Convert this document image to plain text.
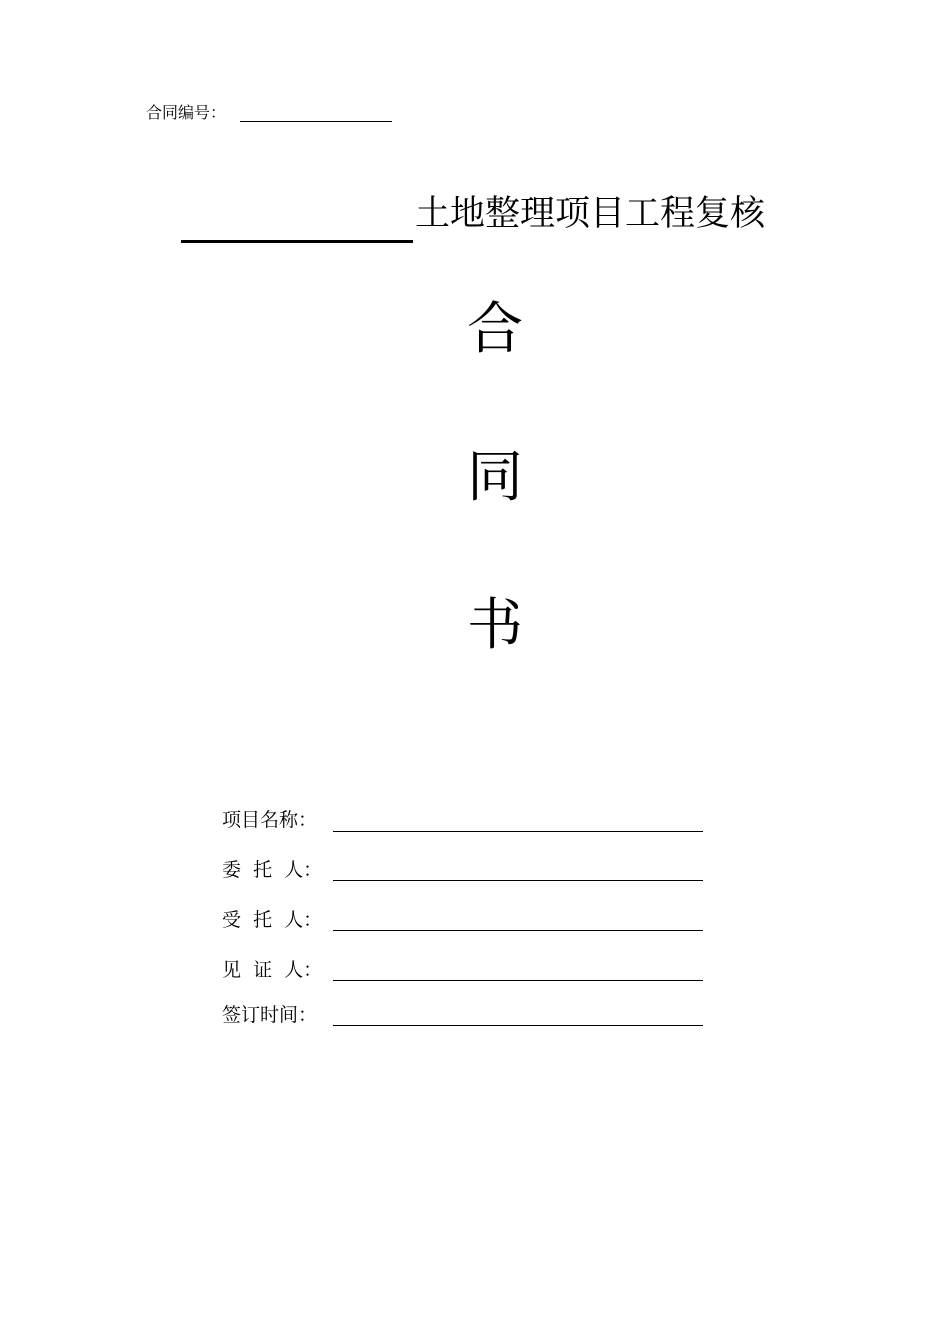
合同编号：
土地整理项目工程复核
合
同
书
项目名称：
委  托  人：
受  托  人：
见  证  人：
签订时间：
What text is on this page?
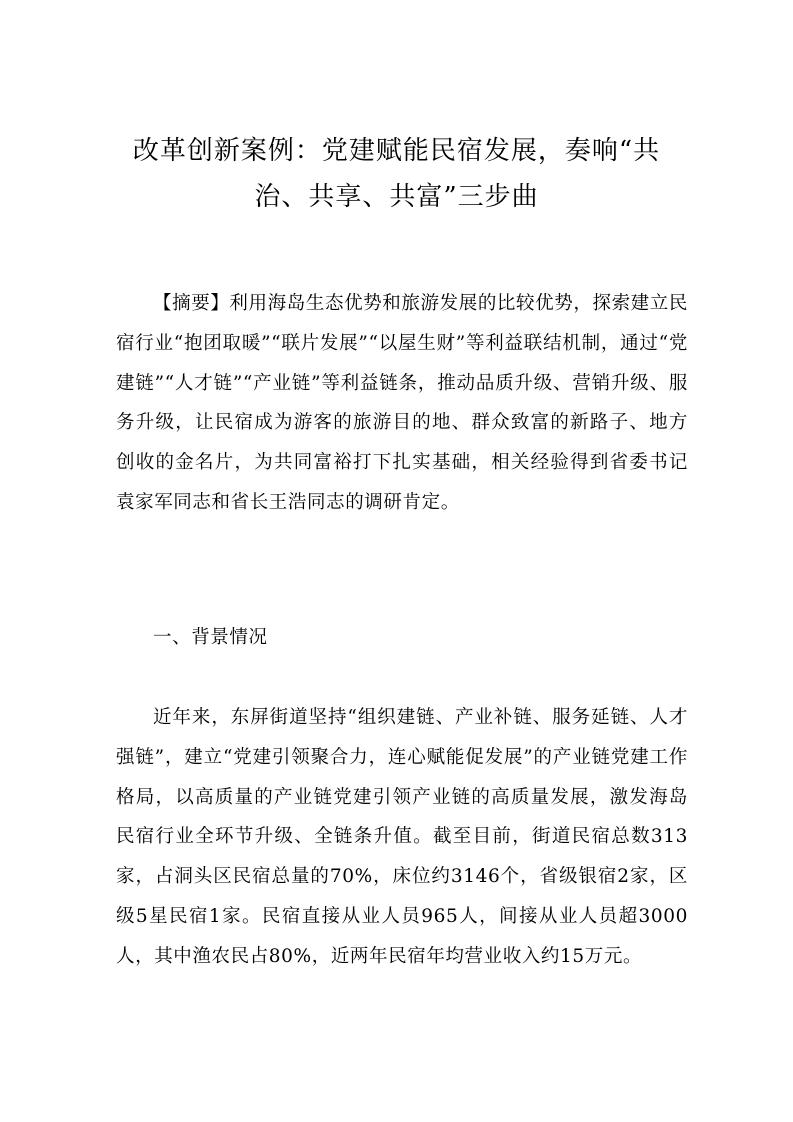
改革创新案例：党建赋能民宿发展，奏响“共
治、共享、共富”三步曲

【摘要】利用海岛生态优势和旅游发展的比较优势，探索建立民宿行业“抱团取暖”“联片发展”“以屋生财”等利益联结机制，通过“党建链”“人才链”“产业链”等利益链条，推动品质升级、营销升级、服务升级，让民宿成为游客的旅游目的地、群众致富的新路子、地方创收的金名片，为共同富裕打下扎实基础，相关经验得到省委书记袁家军同志和省长王浩同志的调研肯定。

一、背景情况

近年来，东屏街道坚持“组织建链、产业补链、服务延链、人才强链”，建立“党建引领聚合力，连心赋能促发展”的产业链党建工作格局，以高质量的产业链党建引领产业链的高质量发展，激发海岛民宿行业全环节升级、全链条升值。截至目前，街道民宿总数313家，占洞头区民宿总量的70%，床位约3146个，省级银宿2家，区级5星民宿1家。民宿直接从业人员965人，间接从业人员超3000人，其中渔农民占80%，近两年民宿年均营业收入约15万元。
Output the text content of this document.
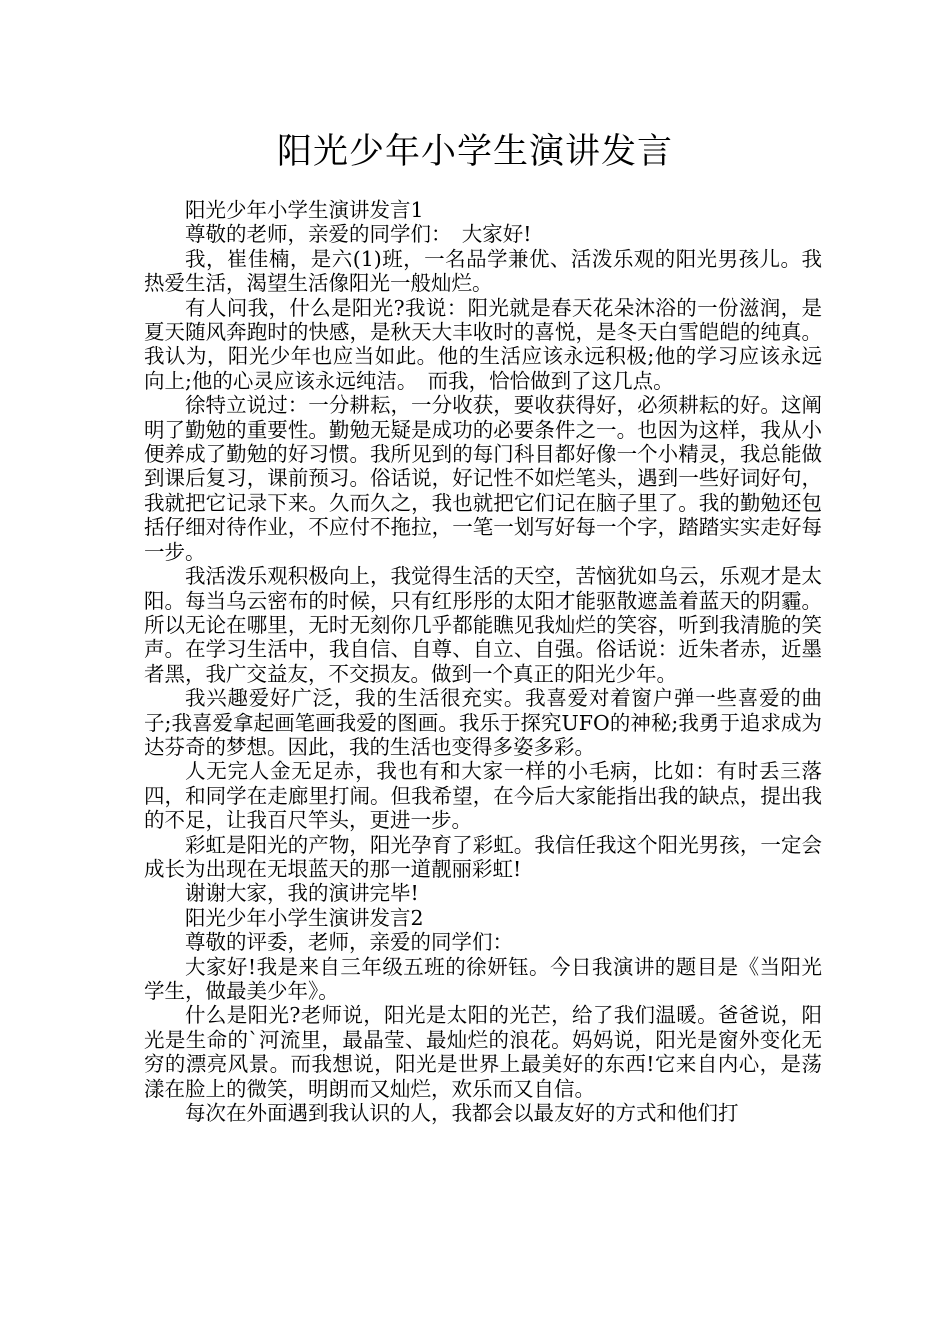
阳光少年小学生演讲发言

阳光少年小学生演讲发言1

尊敬的老师，亲爱的同学们：　大家好!

我，崔佳楠，是六(1)班，一名品学兼优、活泼乐观的阳光男孩儿。我热爱生活，渴望生活像阳光一般灿烂。

有人问我，什么是阳光?我说：阳光就是春天花朵沐浴的一份滋润，是夏天随风奔跑时的快感，是秋天大丰收时的喜悦，是冬天白雪皑皑的纯真。我认为，阳光少年也应当如此。他的生活应该永远积极;他的学习应该永远向上;他的心灵应该永远纯洁。　而我，恰恰做到了这几点。

徐特立说过：一分耕耘，一分收获，要收获得好，必须耕耘的好。这阐明了勤勉的重要性。勤勉无疑是成功的必要条件之一。也因为这样，我从小便养成了勤勉的好习惯。我所见到的每门科目都好像一个小精灵，我总能做到课后复习，课前预习。俗话说，好记性不如烂笔头，遇到一些好词好句，我就把它记录下来。久而久之，我也就把它们记在脑子里了。我的勤勉还包括仔细对待作业，不应付不拖拉，一笔一划写好每一个字，踏踏实实走好每一步。

我活泼乐观积极向上，我觉得生活的天空，苦恼犹如乌云，乐观才是太阳。每当乌云密布的时候，只有红彤彤的太阳才能驱散遮盖着蓝天的阴霾。所以无论在哪里，无时无刻你几乎都能瞧见我灿烂的笑容，听到我清脆的笑声。在学习生活中，我自信、自尊、自立、自强。俗话说：近朱者赤，近墨者黑，我广交益友，不交损友。做到一个真正的阳光少年。

我兴趣爱好广泛，我的生活很充实。我喜爱对着窗户弹一些喜爱的曲子;我喜爱拿起画笔画我爱的图画。我乐于探究UFO的神秘;我勇于追求成为达芬奇的梦想。因此，我的生活也变得多姿多彩。

人无完人金无足赤，我也有和大家一样的小毛病，比如：有时丢三落四，和同学在走廊里打闹。但我希望，在今后大家能指出我的缺点，提出我的不足，让我百尺竿头，更进一步。

彩虹是阳光的产物，阳光孕育了彩虹。我信任我这个阳光男孩，一定会成长为出现在无垠蓝天的那一道靓丽彩虹!

谢谢大家，我的演讲完毕!

阳光少年小学生演讲发言2

尊敬的评委，老师，亲爱的同学们：

大家好!我是来自三年级五班的徐妍钰。今日我演讲的题目是《当阳光学生，做最美少年》。

什么是阳光?老师说，阳光是太阳的光芒，给了我们温暖。爸爸说，阳光是生命的`河流里，最晶莹、最灿烂的浪花。妈妈说，阳光是窗外变化无穷的漂亮风景。而我想说，阳光是世界上最美好的东西!它来自内心，是荡漾在脸上的微笑，明朗而又灿烂，欢乐而又自信。

每次在外面遇到我认识的人，我都会以最友好的方式和他们打
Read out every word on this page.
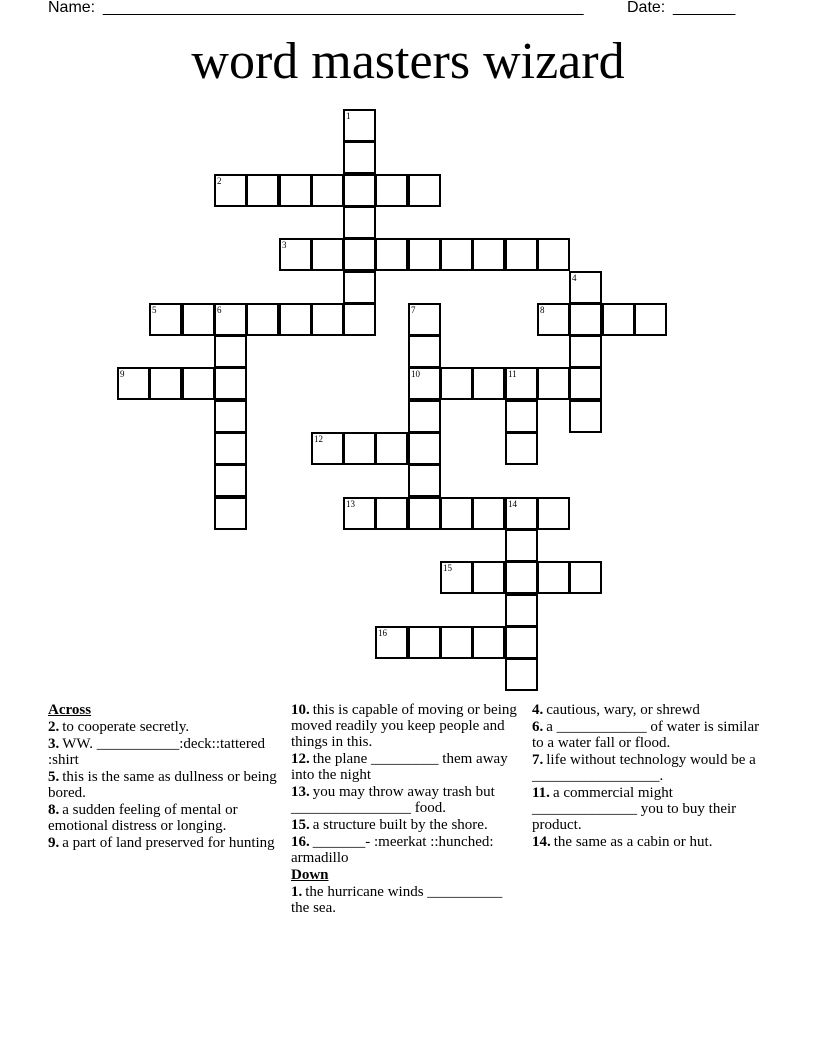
Name: ______________________________________________________	Date: _______
word masters wizard
1
2
3
4
5	6	7
10
8
9	11
12
13	14
15
16
Across
2. to cooperate secretly.
3. WW. ___________:deck::tattered :shirt
5. this is the same as dullness or being bored.
8. a sudden feeling of mental or emotional distress or longing.
9. a part of land preserved for hunting
10. this is capable of moving or being moved readily you keep people and things in this.
12. the plane _________ them away into the night
13. you may throw away trash but ________________ food.
15. a structure built by the shore.
16. _______- :meerkat ::hunched: armadillo
Down
1. the hurricane winds __________ the sea.
4. cautious, wary, or shrewd
6. a ____________ of water is similar to a water fall or flood.
7. life without technology would be a _________________.
11. a commercial might ______________ you to buy their product.
14. the same as a cabin or hut.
◇ ◇ ◇ ◇ ◇ ◇ ◇
Stated goal: Pictures are to be left out; the records above must be repeated word for word.

Full answer:
Convert this document image to plain text.
合同编号：
土地整理项目工程复核
合
同
书
项目名称：
委  托  人：
受  托  人：
见  证  人：
签订时间：
What text is on this page?
改革创新案例：党建赋能民宿发展，奏响“共
治、共享、共富”三步曲

【摘要】利用海岛生态优势和旅游发展的比较优势，探索建立民宿行业“抱团取暖”“联片发展”“以屋生财”等利益联结机制，通过“党建链”“人才链”“产业链”等利益链条，推动品质升级、营销升级、服务升级，让民宿成为游客的旅游目的地、群众致富的新路子、地方创收的金名片，为共同富裕打下扎实基础，相关经验得到省委书记袁家军同志和省长王浩同志的调研肯定。

一、背景情况

近年来，东屏街道坚持“组织建链、产业补链、服务延链、人才强链”，建立“党建引领聚合力，连心赋能促发展”的产业链党建工作格局，以高质量的产业链党建引领产业链的高质量发展，激发海岛民宿行业全环节升级、全链条升值。截至目前，街道民宿总数313家，占洞头区民宿总量的70%，床位约3146个，省级银宿2家，区级5星民宿1家。民宿直接从业人员965人，间接从业人员超3000人，其中渔农民占80%，近两年民宿年均营业收入约15万元。
Output the text content of this document.
阳光少年小学生演讲发言

阳光少年小学生演讲发言1

尊敬的老师，亲爱的同学们：　大家好!

我，崔佳楠，是六(1)班，一名品学兼优、活泼乐观的阳光男孩儿。我热爱生活，渴望生活像阳光一般灿烂。

有人问我，什么是阳光?我说：阳光就是春天花朵沐浴的一份滋润，是夏天随风奔跑时的快感，是秋天大丰收时的喜悦，是冬天白雪皑皑的纯真。我认为，阳光少年也应当如此。他的生活应该永远积极;他的学习应该永远向上;他的心灵应该永远纯洁。　而我，恰恰做到了这几点。

徐特立说过：一分耕耘，一分收获，要收获得好，必须耕耘的好。这阐明了勤勉的重要性。勤勉无疑是成功的必要条件之一。也因为这样，我从小便养成了勤勉的好习惯。我所见到的每门科目都好像一个小精灵，我总能做到课后复习，课前预习。俗话说，好记性不如烂笔头，遇到一些好词好句，我就把它记录下来。久而久之，我也就把它们记在脑子里了。我的勤勉还包括仔细对待作业，不应付不拖拉，一笔一划写好每一个字，踏踏实实走好每一步。

我活泼乐观积极向上，我觉得生活的天空，苦恼犹如乌云，乐观才是太阳。每当乌云密布的时候，只有红彤彤的太阳才能驱散遮盖着蓝天的阴霾。所以无论在哪里，无时无刻你几乎都能瞧见我灿烂的笑容，听到我清脆的笑声。在学习生活中，我自信、自尊、自立、自强。俗话说：近朱者赤，近墨者黑，我广交益友，不交损友。做到一个真正的阳光少年。

我兴趣爱好广泛，我的生活很充实。我喜爱对着窗户弹一些喜爱的曲子;我喜爱拿起画笔画我爱的图画。我乐于探究UFO的神秘;我勇于追求成为达芬奇的梦想。因此，我的生活也变得多姿多彩。

人无完人金无足赤，我也有和大家一样的小毛病，比如：有时丢三落四，和同学在走廊里打闹。但我希望，在今后大家能指出我的缺点，提出我的不足，让我百尺竿头，更进一步。

彩虹是阳光的产物，阳光孕育了彩虹。我信任我这个阳光男孩，一定会成长为出现在无垠蓝天的那一道靓丽彩虹!

谢谢大家，我的演讲完毕!

阳光少年小学生演讲发言2

尊敬的评委，老师，亲爱的同学们：

大家好!我是来自三年级五班的徐妍钰。今日我演讲的题目是《当阳光学生，做最美少年》。

什么是阳光?老师说，阳光是太阳的光芒，给了我们温暖。爸爸说，阳光是生命的`河流里，最晶莹、最灿烂的浪花。妈妈说，阳光是窗外变化无穷的漂亮风景。而我想说，阳光是世界上最美好的东西!它来自内心，是荡漾在脸上的微笑，明朗而又灿烂，欢乐而又自信。

每次在外面遇到我认识的人，我都会以最友好的方式和他们打
Read out every word on this page.
Name: ______________________________________________________	Date: _______
word masters wizard
1
2
3
4
5	6	7
10
8
9	11
12
13	14
15
16
Across
2. to cooperate secretly.
3. WW. ___________:deck::tattered :shirt
5. this is the same as dullness or being bored.
8. a sudden feeling of mental or emotional distress or longing.
9. a part of land preserved for hunting
10. this is capable of moving or being moved readily you keep people and things in this.
12. the plane _________ them away into the night
13. you may throw away trash but ________________ food.
15. a structure built by the shore.
16. _______- :meerkat ::hunched: armadillo
Down
1. the hurricane winds __________ the sea.
4. cautious, wary, or shrewd
6. a ____________ of water is similar to a water fall or flood.
7. life without technology would be a _________________.
11. a commercial might ______________ you to buy their product.
14. the same as a cabin or hut.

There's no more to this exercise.